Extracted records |
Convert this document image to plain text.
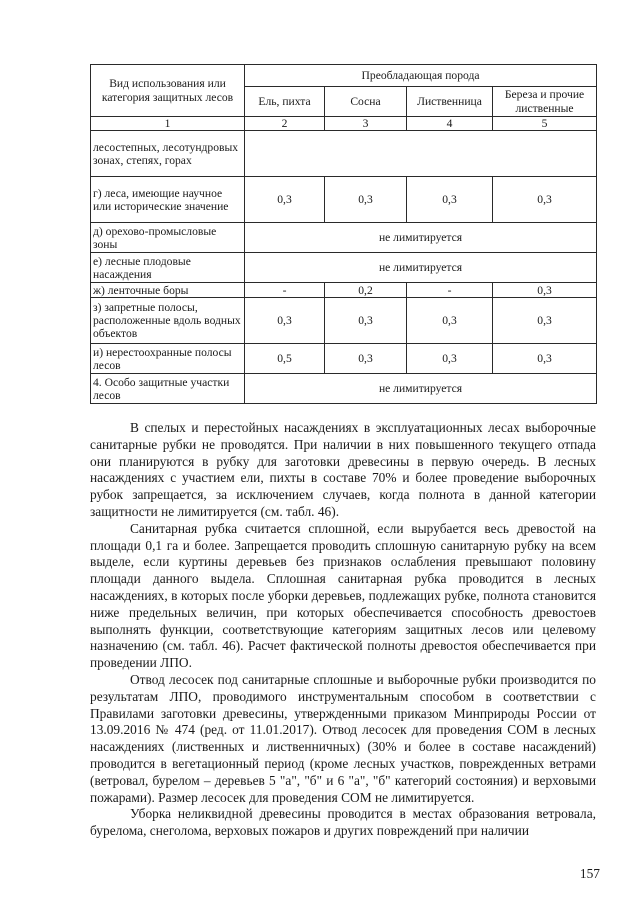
Вид использования или категория защитных лесов	Преобладающая порода			
	Ель, пихта	Сосна	Лиственница	Береза и прочие лиственные
1	2	3	4	5
лесостепных, лесотундровых зонах, степях, горах				
г) леса, имеющие научное или исторические значение	0,3	0,3	0,3	0,3
д) орехово-промысловые зоны	не лимитируется			
е) лесные плодовые насаждения	не лимитируется			
ж) ленточные боры	-	0,2	-	0,3
з) запретные полосы, расположенные вдоль водных объектов	0,3	0,3	0,3	0,3
и) нерестоохранные полосы лесов	0,5	0,3	0,3	0,3
4. Особо защитные участки лесов	не лимитируется			

В спелых и перестойных насаждениях в эксплуатационных лесах выборочные санитарные рубки не проводятся. При наличии в них повышенного текущего отпада они планируются в рубку для заготовки древесины в первую очередь. В лесных насаждениях с участием ели, пихты в составе 70% и более проведение выборочных рубок запрещается, за исключением случаев, когда полнота в данной категории защитности не лимитируется (см. табл. 46).

Санитарная рубка считается сплошной, если вырубается весь древостой на площади 0,1 га и более. Запрещается проводить сплошную санитарную рубку на всем выделе, если куртины деревьев без признаков ослабления превышают половину площади данного выдела. Сплошная санитарная рубка проводится в лесных насаждениях, в которых после уборки деревьев, подлежащих рубке, полнота становится ниже предельных величин, при которых обеспечивается способность древостоев выполнять функции, соответствующие категориям защитных лесов или целевому назначению (см. табл. 46). Расчет фактической полноты древостоя обеспечивается при проведении ЛПО.

Отвод лесосек под санитарные сплошные и выборочные рубки производится по результатам ЛПО, проводимого инструментальным способом в соответствии с Правилами заготовки древесины, утвержденными приказом Минприроды России от 13.09.2016 № 474 (ред. от 11.01.2017). Отвод лесосек для проведения СОМ в лесных насаждениях (лиственных и лиственничных) (30% и более в составе насаждений) проводится в вегетационный период (кроме лесных участков, поврежденных ветрами (ветровал, бурелом – деревьев 5 "а", "б" и 6 "а", "б" категорий состояния) и верховыми пожарами). Размер лесосек для проведения СОМ не лимитируется.

Уборка неликвидной древесины проводится в местах образования ветровала, бурелома, снеголома, верховых пожаров и других повреждений при наличии

157
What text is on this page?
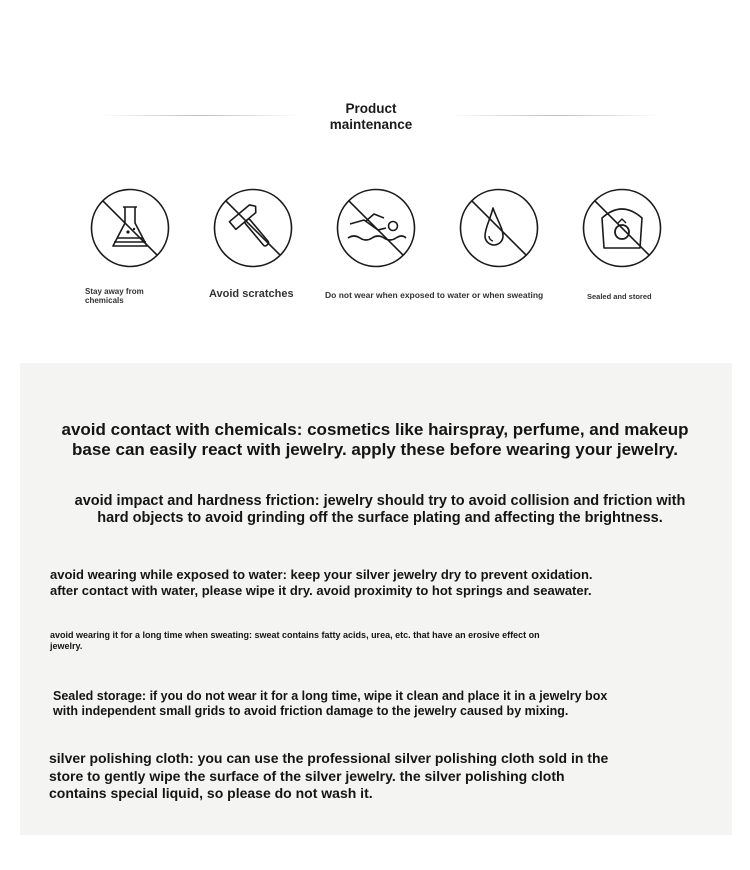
Product
maintenance
Stay away from
chemicals
Avoid scratches	Do not wear when exposed to water or when sweating	Sealed and stored
avoid contact with chemicals: cosmetics like hairspray, perfume, and makeup
base can easily react with jewelry. apply these before wearing your jewelry.
avoid impact and hardness friction: jewelry should try to avoid collision and friction with
hard objects to avoid grinding off the surface plating and affecting the brightness.
avoid wearing while exposed to water: keep your silver jewelry dry to prevent oxidation.
after contact with water, please wipe it dry. avoid proximity to hot springs and seawater.
avoid wearing it for a long time when sweating: sweat contains fatty acids, urea, etc. that have an erosive effect on
jewelry.
Sealed storage: if you do not wear it for a long time, wipe it clean and place it in a jewelry box
with independent small grids to avoid friction damage to the jewelry caused by mixing.
silver polishing cloth: you can use the professional silver polishing cloth sold in the
store to gently wipe the surface of the silver jewelry. the silver polishing cloth
contains special liquid, so please do not wash it.
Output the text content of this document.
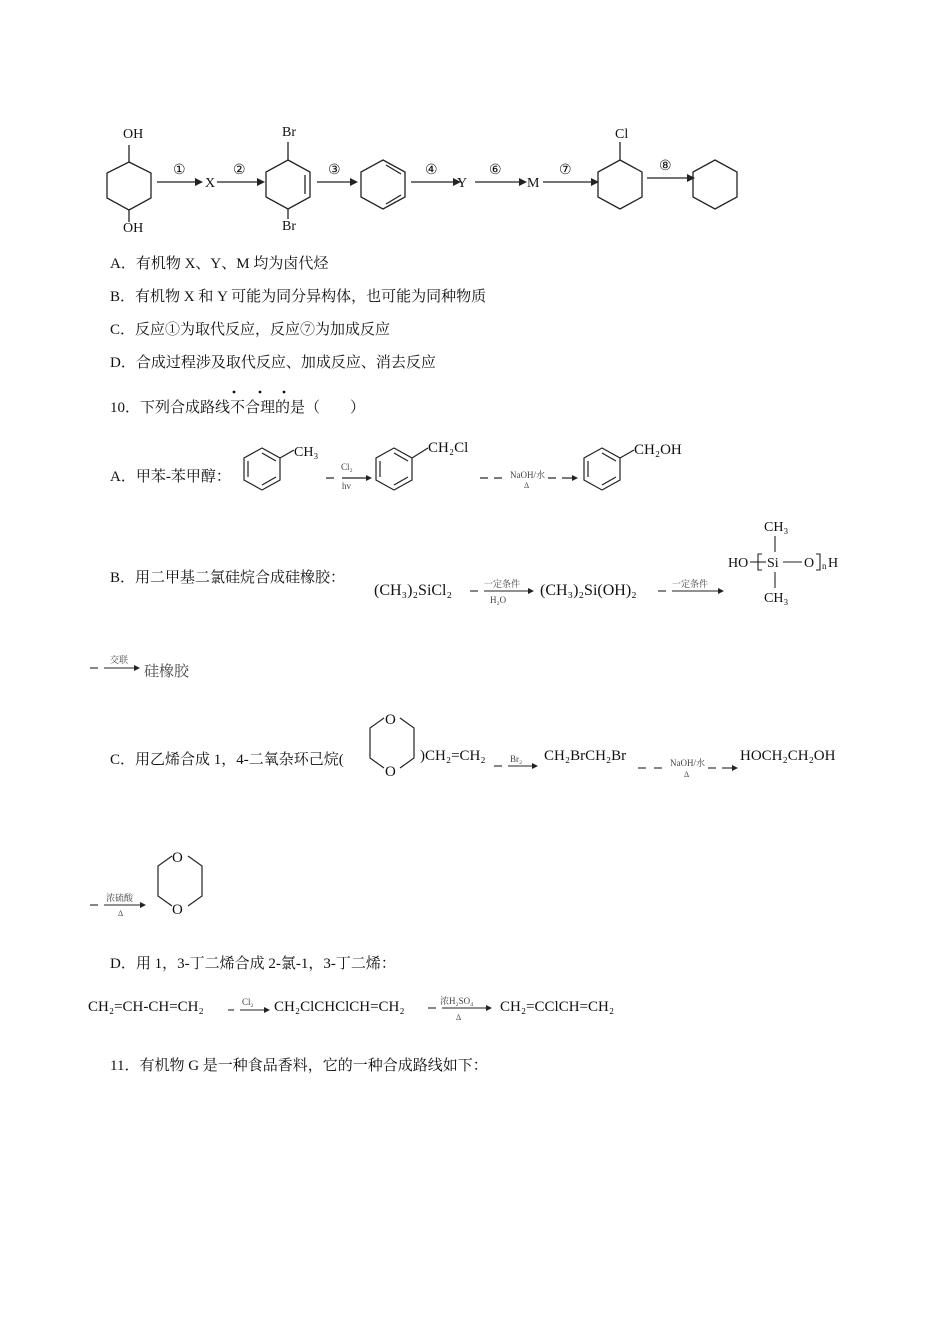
OH
OH
①
X
②
Br
Br
③	④
Y
⑥
M
⑦
Cl
⑧
A．有机物 X、Y、M 均为卤代烃
B．有机物 X 和 Y 可能为同分异构体，也可能为同种物质
C．反应①为取代反应，反应⑦为加成反应
D．合成过程涉及取代反应、加成反应、消去反应
10．下列合成路线不合理的是（　　）
A．甲苯-苯甲醇：
CH₃
Cl₂
hv
CH₂Cl
NaOH/水
Δ
CH₂OH
B．用二甲基二氯硅烷合成硅橡胶：
(CH₃)₂SiCl₂	一定条件
H₂O
(CH₃)₂Si(OH)₂	一定条件
CH₃
HO Si O n H
CH₃
交联
硅橡胶
C．用乙烯合成 1，4-二氧杂环己烷(
O
O
)CH₂=CH₂	Br₂ CH₂BrCH₂Br	NaOH/水
Δ
HOCH₂CH₂OH
浓硫酸
Δ
O
O
D．用 1，3-丁二烯合成 2-氯-1，3-丁二烯：
CH₂=CH-CH=CH₂	Cl₂ CH₂ClCHClCH=CH₂	浓H₂SO₄
Δ
CH₂=CClCH=CH₂
11．有机物 G 是一种食品香料，它的一种合成路线如下：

THE TASK |
Output all the records, word for word, with no pictures in the copy.

FINISHED ANSWER |
Convert this document image to plain text.
Вид использования или категория защитных лесов	Преобладающая порода			
	Ель, пихта	Сосна	Лиственница	Береза и прочие лиственные
1	2	3	4	5
лесостепных, лесотундровых зонах, степях, горах				
г) леса, имеющие научное или исторические значение	0,3	0,3	0,3	0,3
д) орехово-промысловые зоны	не лимитируется			
е) лесные плодовые насаждения	не лимитируется			
ж) ленточные боры	-	0,2	-	0,3
з) запретные полосы, расположенные вдоль водных объектов	0,3	0,3	0,3	0,3
и) нерестоохранные полосы лесов	0,5	0,3	0,3	0,3
4. Особо защитные участки лесов	не лимитируется			

В спелых и перестойных насаждениях в эксплуатационных лесах выборочные санитарные рубки не проводятся. При наличии в них повышенного текущего отпада они планируются в рубку для заготовки древесины в первую очередь. В лесных насаждениях с участием ели, пихты в составе 70% и более проведение выборочных рубок запрещается, за исключением случаев, когда полнота в данной категории защитности не лимитируется (см. табл. 46).

Санитарная рубка считается сплошной, если вырубается весь древостой на площади 0,1 га и более. Запрещается проводить сплошную санитарную рубку на всем выделе, если куртины деревьев без признаков ослабления превышают половину площади данного выдела. Сплошная санитарная рубка проводится в лесных насаждениях, в которых после уборки деревьев, подлежащих рубке, полнота становится ниже предельных величин, при которых обеспечивается способность древостоев выполнять функции, соответствующие категориям защитных лесов или целевому назначению (см. табл. 46). Расчет фактической полноты древостоя обеспечивается при проведении ЛПО.

Отвод лесосек под санитарные сплошные и выборочные рубки производится по результатам ЛПО, проводимого инструментальным способом в соответствии с Правилами заготовки древесины, утвержденными приказом Минприроды России от 13.09.2016 № 474 (ред. от 11.01.2017). Отвод лесосек для проведения СОМ в лесных насаждениях (лиственных и лиственничных) (30% и более в составе насаждений) проводится в вегетационный период (кроме лесных участков, поврежденных ветрами (ветровал, бурелом – деревьев 5 "а", "б" и 6 "а", "б" категорий состояния) и верховыми пожарами). Размер лесосек для проведения СОМ не лимитируется.

Уборка неликвидной древесины проводится в местах образования ветровала, бурелома, снеголома, верховых пожаров и других повреждений при наличии

157
What text is on this page?
Product
maintenance
Stay away from
chemicals
Avoid scratches	Do not wear when exposed to water or when sweating	Sealed and stored
avoid contact with chemicals: cosmetics like hairspray, perfume, and makeup
base can easily react with jewelry. apply these before wearing your jewelry.
avoid impact and hardness friction: jewelry should try to avoid collision and friction with
hard objects to avoid grinding off the surface plating and affecting the brightness.
avoid wearing while exposed to water: keep your silver jewelry dry to prevent oxidation.
after contact with water, please wipe it dry. avoid proximity to hot springs and seawater.
avoid wearing it for a long time when sweating: sweat contains fatty acids, urea, etc. that have an erosive effect on
jewelry.
Sealed storage: if you do not wear it for a long time, wipe it clean and place it in a jewelry box
with independent small grids to avoid friction damage to the jewelry caused by mixing.
silver polishing cloth: you can use the professional silver polishing cloth sold in the
store to gently wipe the surface of the silver jewelry. the silver polishing cloth
contains special liquid, so please do not wash it.
Output the text content of this document.
OH
OH
①
X
②
Br
Br
③	④
Y
⑥
M
⑦
Cl
⑧
A．有机物 X、Y、M 均为卤代烃
B．有机物 X 和 Y 可能为同分异构体，也可能为同种物质
C．反应①为取代反应，反应⑦为加成反应
D．合成过程涉及取代反应、加成反应、消去反应
10．下列合成路线不合理的是（　　）
A．甲苯-苯甲醇：
CH₃
Cl₂
hv
CH₂Cl
NaOH/水
Δ
CH₂OH
B．用二甲基二氯硅烷合成硅橡胶：
(CH₃)₂SiCl₂	一定条件
H₂O
(CH₃)₂Si(OH)₂	一定条件
CH₃
HO Si O n H
CH₃
交联
硅橡胶
C．用乙烯合成 1，4-二氧杂环己烷(
O
O
)CH₂=CH₂	Br₂ CH₂BrCH₂Br	NaOH/水
Δ
HOCH₂CH₂OH
浓硫酸
Δ
O
O
D．用 1，3-丁二烯合成 2-氯-1，3-丁二烯：
CH₂=CH-CH=CH₂	Cl₂ CH₂ClCHClCH=CH₂	浓H₂SO₄
Δ
CH₂=CClCH=CH₂
11．有机物 G 是一种食品香料，它的一种合成路线如下：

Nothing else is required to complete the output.